***** DATA IN THIS EXERCISE

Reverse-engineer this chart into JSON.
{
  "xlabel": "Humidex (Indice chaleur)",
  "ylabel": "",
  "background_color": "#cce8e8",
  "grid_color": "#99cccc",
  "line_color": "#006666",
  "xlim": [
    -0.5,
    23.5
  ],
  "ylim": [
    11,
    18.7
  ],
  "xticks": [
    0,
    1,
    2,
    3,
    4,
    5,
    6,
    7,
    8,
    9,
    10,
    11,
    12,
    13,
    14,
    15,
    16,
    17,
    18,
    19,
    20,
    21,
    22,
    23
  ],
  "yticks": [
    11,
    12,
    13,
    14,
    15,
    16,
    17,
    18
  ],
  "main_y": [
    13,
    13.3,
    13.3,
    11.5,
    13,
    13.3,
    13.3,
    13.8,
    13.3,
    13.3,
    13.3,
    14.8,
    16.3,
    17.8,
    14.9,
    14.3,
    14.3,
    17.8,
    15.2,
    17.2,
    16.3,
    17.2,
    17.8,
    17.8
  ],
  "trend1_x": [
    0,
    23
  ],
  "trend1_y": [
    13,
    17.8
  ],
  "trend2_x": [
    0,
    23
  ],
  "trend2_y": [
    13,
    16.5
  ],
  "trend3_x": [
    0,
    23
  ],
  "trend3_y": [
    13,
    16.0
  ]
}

**********

**PROBLEM:**
Retype all of the material above with every character intact.

**SOLUTION TO THIS EXERCISE:**
Reverse-engineer this chart into JSON.
{
  "xlabel": "Humidex (Indice chaleur)",
  "ylabel": "",
  "background_color": "#cce8e8",
  "grid_color": "#99cccc",
  "line_color": "#006666",
  "xlim": [
    -0.5,
    23.5
  ],
  "ylim": [
    11,
    18.7
  ],
  "xticks": [
    0,
    1,
    2,
    3,
    4,
    5,
    6,
    7,
    8,
    9,
    10,
    11,
    12,
    13,
    14,
    15,
    16,
    17,
    18,
    19,
    20,
    21,
    22,
    23
  ],
  "yticks": [
    11,
    12,
    13,
    14,
    15,
    16,
    17,
    18
  ],
  "main_y": [
    13,
    13.3,
    13.3,
    11.5,
    13,
    13.3,
    13.3,
    13.8,
    13.3,
    13.3,
    13.3,
    14.8,
    16.3,
    17.8,
    14.9,
    14.3,
    14.3,
    17.8,
    15.2,
    17.2,
    16.3,
    17.2,
    17.8,
    17.8
  ],
  "trend1_x": [
    0,
    23
  ],
  "trend1_y": [
    13,
    17.8
  ],
  "trend2_x": [
    0,
    23
  ],
  "trend2_y": [
    13,
    16.5
  ],
  "trend3_x": [
    0,
    23
  ],
  "trend3_y": [
    13,
    16.0
  ]
}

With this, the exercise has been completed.